'''
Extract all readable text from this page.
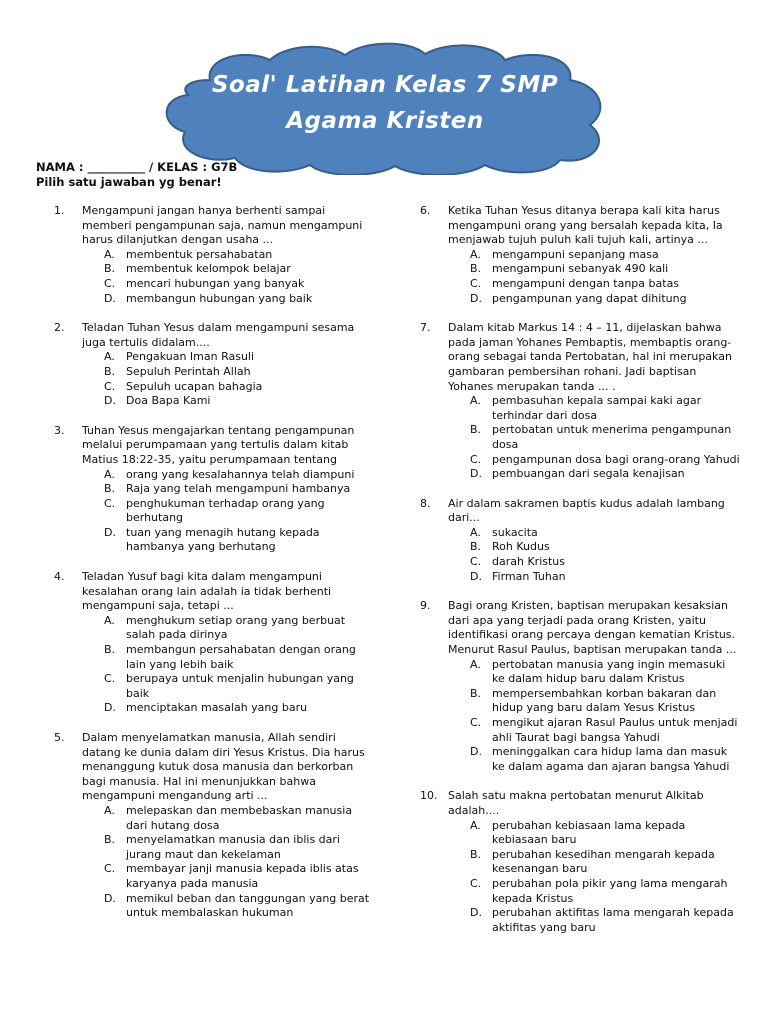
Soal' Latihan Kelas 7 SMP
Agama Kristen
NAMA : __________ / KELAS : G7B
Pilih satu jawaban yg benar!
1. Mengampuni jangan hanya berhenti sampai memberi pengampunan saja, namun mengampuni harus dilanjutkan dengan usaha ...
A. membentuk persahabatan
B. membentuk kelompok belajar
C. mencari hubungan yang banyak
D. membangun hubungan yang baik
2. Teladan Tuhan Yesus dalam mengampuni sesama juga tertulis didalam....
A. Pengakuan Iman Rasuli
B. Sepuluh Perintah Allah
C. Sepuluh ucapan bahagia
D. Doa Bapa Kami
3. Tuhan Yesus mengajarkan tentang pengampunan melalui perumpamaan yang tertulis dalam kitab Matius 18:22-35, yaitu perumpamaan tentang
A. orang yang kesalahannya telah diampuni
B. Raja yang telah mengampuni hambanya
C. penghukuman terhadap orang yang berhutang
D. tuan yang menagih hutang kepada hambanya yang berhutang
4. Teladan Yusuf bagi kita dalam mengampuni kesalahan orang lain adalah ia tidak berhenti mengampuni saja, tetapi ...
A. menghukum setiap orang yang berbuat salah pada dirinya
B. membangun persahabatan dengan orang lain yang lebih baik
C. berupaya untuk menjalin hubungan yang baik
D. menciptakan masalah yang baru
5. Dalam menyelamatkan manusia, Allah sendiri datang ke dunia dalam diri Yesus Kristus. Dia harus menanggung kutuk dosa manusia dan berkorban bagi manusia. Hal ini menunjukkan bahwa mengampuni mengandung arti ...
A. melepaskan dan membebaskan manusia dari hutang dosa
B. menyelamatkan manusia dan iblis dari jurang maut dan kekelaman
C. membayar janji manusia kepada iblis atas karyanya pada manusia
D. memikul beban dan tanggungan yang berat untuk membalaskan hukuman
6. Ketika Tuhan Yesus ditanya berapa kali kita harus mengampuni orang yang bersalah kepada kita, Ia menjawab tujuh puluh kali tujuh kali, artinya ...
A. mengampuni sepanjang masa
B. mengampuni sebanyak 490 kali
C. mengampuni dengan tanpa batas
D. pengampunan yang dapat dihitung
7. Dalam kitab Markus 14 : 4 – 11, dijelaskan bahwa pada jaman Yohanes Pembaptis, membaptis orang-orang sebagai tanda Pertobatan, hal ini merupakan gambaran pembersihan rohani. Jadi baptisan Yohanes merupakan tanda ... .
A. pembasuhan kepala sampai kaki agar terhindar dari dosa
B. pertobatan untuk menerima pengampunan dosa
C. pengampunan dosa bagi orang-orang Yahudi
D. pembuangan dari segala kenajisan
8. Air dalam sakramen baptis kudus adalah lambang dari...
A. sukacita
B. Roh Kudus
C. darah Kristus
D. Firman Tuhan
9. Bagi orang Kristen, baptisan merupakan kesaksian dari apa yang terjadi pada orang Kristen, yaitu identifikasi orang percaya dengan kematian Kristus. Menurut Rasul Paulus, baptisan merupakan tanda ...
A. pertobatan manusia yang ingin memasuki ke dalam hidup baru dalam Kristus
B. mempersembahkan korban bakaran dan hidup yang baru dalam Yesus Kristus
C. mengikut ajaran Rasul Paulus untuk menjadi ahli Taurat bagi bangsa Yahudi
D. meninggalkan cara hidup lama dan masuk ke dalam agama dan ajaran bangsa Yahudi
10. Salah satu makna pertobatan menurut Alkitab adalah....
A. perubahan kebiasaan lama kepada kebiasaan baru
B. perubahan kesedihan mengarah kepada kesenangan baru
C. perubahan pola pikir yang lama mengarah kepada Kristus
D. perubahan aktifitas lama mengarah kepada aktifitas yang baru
'''
Filter the entries and copy out every line with the word "dari".

## Exercise answer
A. melepaskan dan membebaskan manusia dari hutang dosa
B. menyelamatkan manusia dan iblis dari jurang maut dan kekelaman
A. pembasuhan kepala sampai kaki agar terhindar dari dosa
D. pembuangan dari segala kenajisan
8. Air dalam sakramen baptis kudus adalah lambang dari...
9. Bagi orang Kristen, baptisan merupakan kesaksian dari apa yang terjadi pada orang Kristen, yaitu identifikasi orang percaya dengan kematian Kristus. Menurut Rasul Paulus, baptisan merupakan tanda ...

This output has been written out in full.